▸ Records provided:

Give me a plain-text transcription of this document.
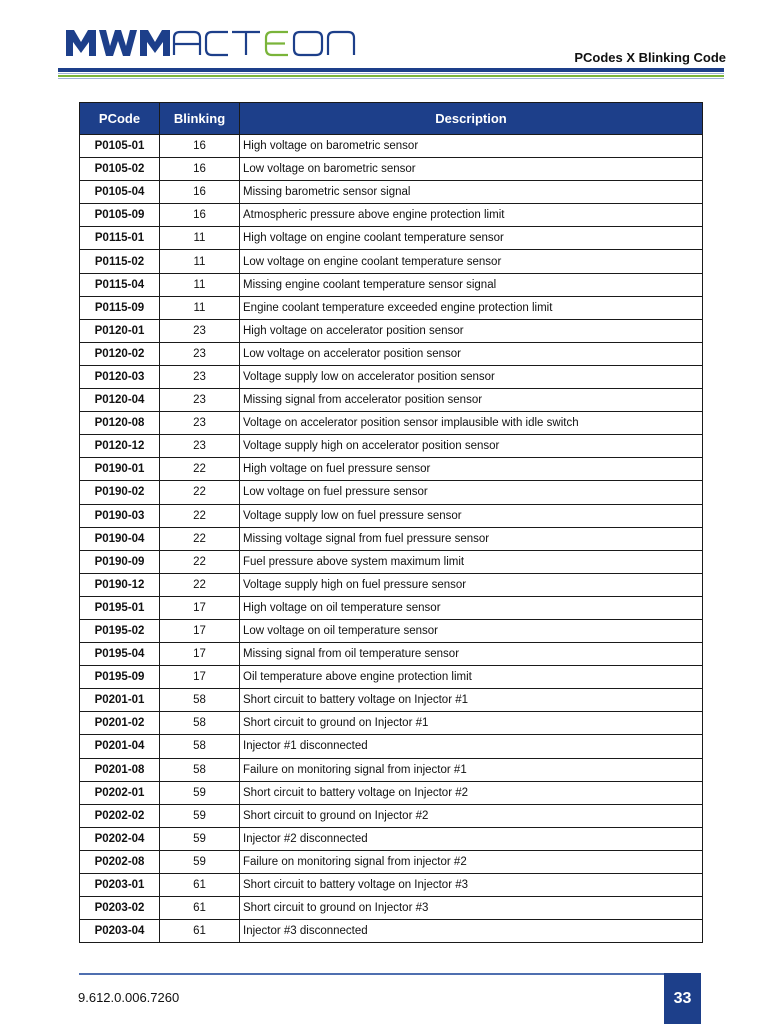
PCodes X Blinking Code
PCode	Blinking	Description
P0105-01	16	High voltage on barometric sensor
P0105-02	16	Low voltage on barometric sensor
P0105-04	16	Missing barometric sensor signal
P0105-09	16	Atmospheric pressure above engine protection limit
P0115-01	11	High voltage on engine coolant temperature sensor
P0115-02	11	Low voltage on engine coolant temperature sensor
P0115-04	11	Missing engine coolant temperature sensor signal
P0115-09	11	Engine coolant temperature exceeded engine protection limit
P0120-01	23	High voltage on accelerator position sensor
P0120-02	23	Low voltage on accelerator position sensor
P0120-03	23	Voltage supply low on accelerator position sensor
P0120-04	23	Missing signal from accelerator position sensor
P0120-08	23	Voltage on accelerator position sensor implausible with idle switch
P0120-12	23	Voltage supply high on accelerator position sensor
P0190-01	22	High voltage on fuel pressure sensor
P0190-02	22	Low voltage on fuel pressure sensor
P0190-03	22	Voltage supply low on fuel pressure sensor
P0190-04	22	Missing voltage signal from fuel pressure sensor
P0190-09	22	Fuel pressure above system maximum limit
P0190-12	22	Voltage supply high on fuel pressure sensor
P0195-01	17	High voltage on oil temperature sensor
P0195-02	17	Low voltage on oil temperature sensor
P0195-04	17	Missing signal from oil temperature sensor
P0195-09	17	Oil temperature above engine protection limit
P0201-01	58	Short circuit to battery voltage on Injector #1
P0201-02	58	Short circuit to ground on Injector #1
P0201-04	58	Injector #1 disconnected
P0201-08	58	Failure on monitoring signal from injector #1
P0202-01	59	Short circuit to battery voltage on Injector #2
P0202-02	59	Short circuit to ground on Injector #2
P0202-04	59	Injector #2 disconnected
P0202-08	59	Failure on monitoring signal from injector #2
P0203-01	61	Short circuit to battery voltage on Injector #3
P0203-02	61	Short circuit to ground on Injector #3
P0203-04	61	Injector #3 disconnected
9.612.0.006.7260	33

▸ What is needed:
Count every line in the data where the string "above" occurs. Give nothing except the number.

▸ Answer to this problem:
3